• _Brief_:
Write the data below out exactly as it stands. Do not include the pictures.

****************

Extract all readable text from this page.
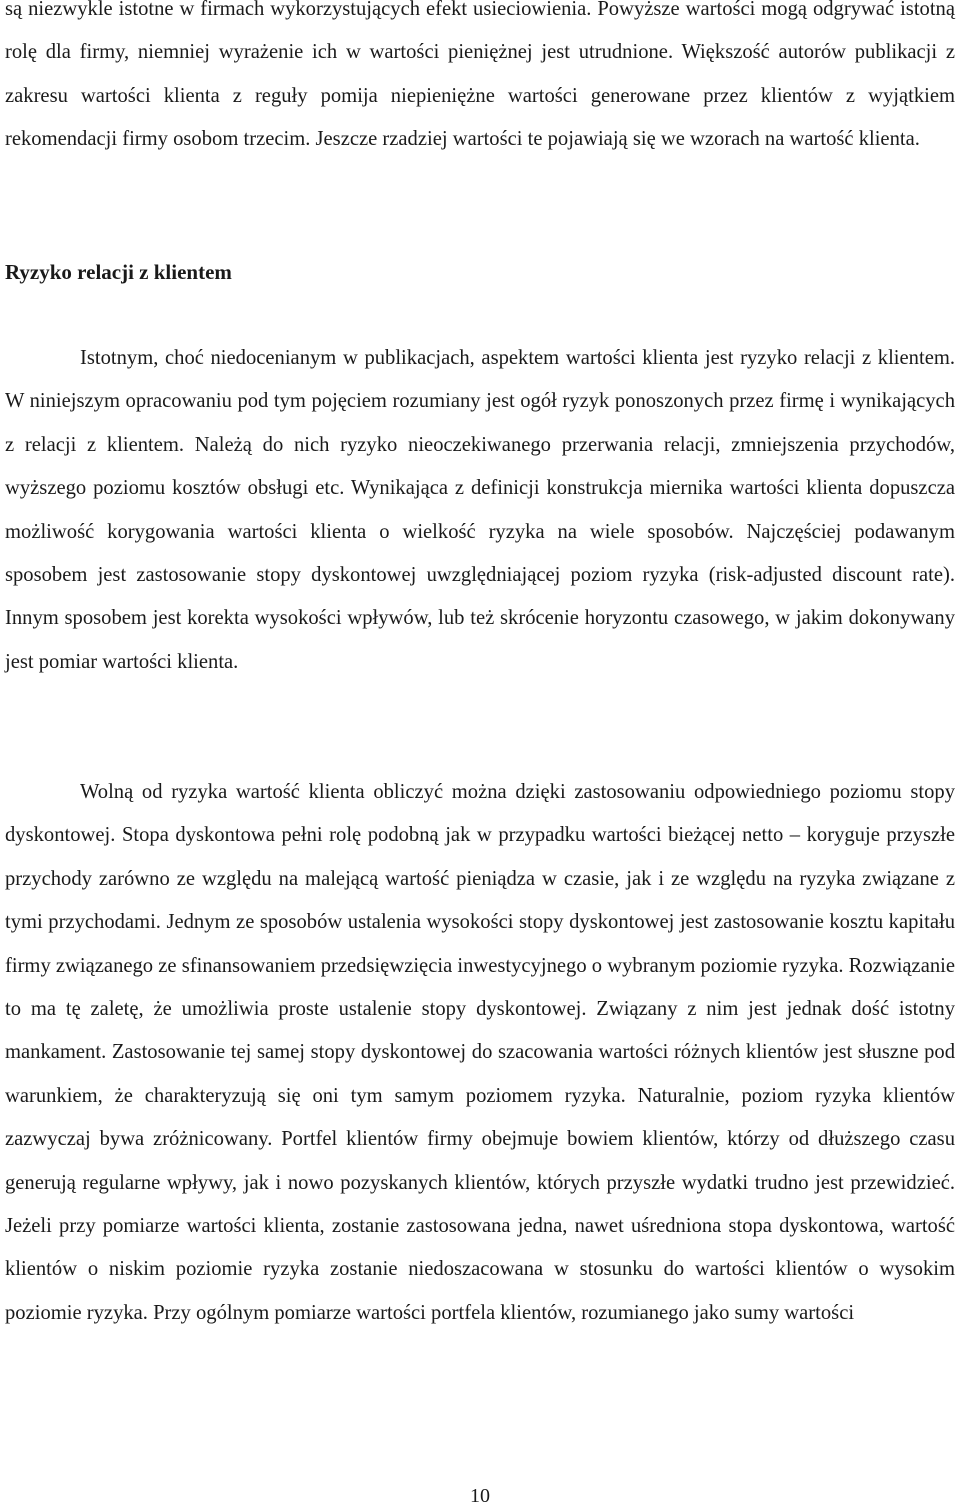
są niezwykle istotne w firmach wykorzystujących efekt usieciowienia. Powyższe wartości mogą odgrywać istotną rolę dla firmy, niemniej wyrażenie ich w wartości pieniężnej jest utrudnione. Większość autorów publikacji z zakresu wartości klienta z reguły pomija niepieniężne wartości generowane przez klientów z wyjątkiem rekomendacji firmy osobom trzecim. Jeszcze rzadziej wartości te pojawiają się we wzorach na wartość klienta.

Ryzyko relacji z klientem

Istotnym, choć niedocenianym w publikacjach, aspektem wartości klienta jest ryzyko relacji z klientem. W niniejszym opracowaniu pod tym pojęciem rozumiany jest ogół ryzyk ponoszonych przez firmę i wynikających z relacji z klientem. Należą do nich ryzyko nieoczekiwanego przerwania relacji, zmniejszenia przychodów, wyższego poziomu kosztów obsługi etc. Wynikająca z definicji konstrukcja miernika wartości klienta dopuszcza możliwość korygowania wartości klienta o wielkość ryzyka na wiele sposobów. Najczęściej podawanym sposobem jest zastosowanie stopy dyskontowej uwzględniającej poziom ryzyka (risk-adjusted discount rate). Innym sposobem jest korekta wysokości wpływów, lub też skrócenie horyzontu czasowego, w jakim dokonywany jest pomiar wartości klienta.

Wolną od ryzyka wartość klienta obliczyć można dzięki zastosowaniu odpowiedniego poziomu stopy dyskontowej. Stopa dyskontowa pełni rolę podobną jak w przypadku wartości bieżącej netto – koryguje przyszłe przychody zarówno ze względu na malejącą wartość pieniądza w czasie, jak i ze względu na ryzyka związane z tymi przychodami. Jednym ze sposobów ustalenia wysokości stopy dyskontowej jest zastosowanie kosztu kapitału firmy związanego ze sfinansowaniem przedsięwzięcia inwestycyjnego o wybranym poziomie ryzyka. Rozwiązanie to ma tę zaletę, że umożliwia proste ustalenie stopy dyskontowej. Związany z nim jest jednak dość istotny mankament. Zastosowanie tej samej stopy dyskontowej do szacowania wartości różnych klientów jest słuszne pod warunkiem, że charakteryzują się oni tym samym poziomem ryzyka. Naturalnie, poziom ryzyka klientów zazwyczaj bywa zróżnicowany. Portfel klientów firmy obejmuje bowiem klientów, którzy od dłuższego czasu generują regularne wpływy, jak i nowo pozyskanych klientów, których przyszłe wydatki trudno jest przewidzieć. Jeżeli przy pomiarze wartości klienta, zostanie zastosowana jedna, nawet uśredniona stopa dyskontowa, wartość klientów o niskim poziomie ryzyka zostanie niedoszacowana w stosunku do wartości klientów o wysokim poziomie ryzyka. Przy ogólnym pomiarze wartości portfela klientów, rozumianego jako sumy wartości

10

****************

• _Output below_:
Extract all readable text from this page.
są niezwykle istotne w firmach wykorzystujących efekt usieciowienia. Powyższe wartości mogą odgrywać istotną rolę dla firmy, niemniej wyrażenie ich w wartości pieniężnej jest utrudnione. Większość autorów publikacji z zakresu wartości klienta z reguły pomija niepieniężne wartości generowane przez klientów z wyjątkiem rekomendacji firmy osobom trzecim. Jeszcze rzadziej wartości te pojawiają się we wzorach na wartość klienta.

Ryzyko relacji z klientem

Istotnym, choć niedocenianym w publikacjach, aspektem wartości klienta jest ryzyko relacji z klientem. W niniejszym opracowaniu pod tym pojęciem rozumiany jest ogół ryzyk ponoszonych przez firmę i wynikających z relacji z klientem. Należą do nich ryzyko nieoczekiwanego przerwania relacji, zmniejszenia przychodów, wyższego poziomu kosztów obsługi etc. Wynikająca z definicji konstrukcja miernika wartości klienta dopuszcza możliwość korygowania wartości klienta o wielkość ryzyka na wiele sposobów. Najczęściej podawanym sposobem jest zastosowanie stopy dyskontowej uwzględniającej poziom ryzyka (risk-adjusted discount rate). Innym sposobem jest korekta wysokości wpływów, lub też skrócenie horyzontu czasowego, w jakim dokonywany jest pomiar wartości klienta.

Wolną od ryzyka wartość klienta obliczyć można dzięki zastosowaniu odpowiedniego poziomu stopy dyskontowej. Stopa dyskontowa pełni rolę podobną jak w przypadku wartości bieżącej netto – koryguje przyszłe przychody zarówno ze względu na malejącą wartość pieniądza w czasie, jak i ze względu na ryzyka związane z tymi przychodami. Jednym ze sposobów ustalenia wysokości stopy dyskontowej jest zastosowanie kosztu kapitału firmy związanego ze sfinansowaniem przedsięwzięcia inwestycyjnego o wybranym poziomie ryzyka. Rozwiązanie to ma tę zaletę, że umożliwia proste ustalenie stopy dyskontowej. Związany z nim jest jednak dość istotny mankament. Zastosowanie tej samej stopy dyskontowej do szacowania wartości różnych klientów jest słuszne pod warunkiem, że charakteryzują się oni tym samym poziomem ryzyka. Naturalnie, poziom ryzyka klientów zazwyczaj bywa zróżnicowany. Portfel klientów firmy obejmuje bowiem klientów, którzy od dłuższego czasu generują regularne wpływy, jak i nowo pozyskanych klientów, których przyszłe wydatki trudno jest przewidzieć. Jeżeli przy pomiarze wartości klienta, zostanie zastosowana jedna, nawet uśredniona stopa dyskontowa, wartość klientów o niskim poziomie ryzyka zostanie niedoszacowana w stosunku do wartości klientów o wysokim poziomie ryzyka. Przy ogólnym pomiarze wartości portfela klientów, rozumianego jako sumy wartości

10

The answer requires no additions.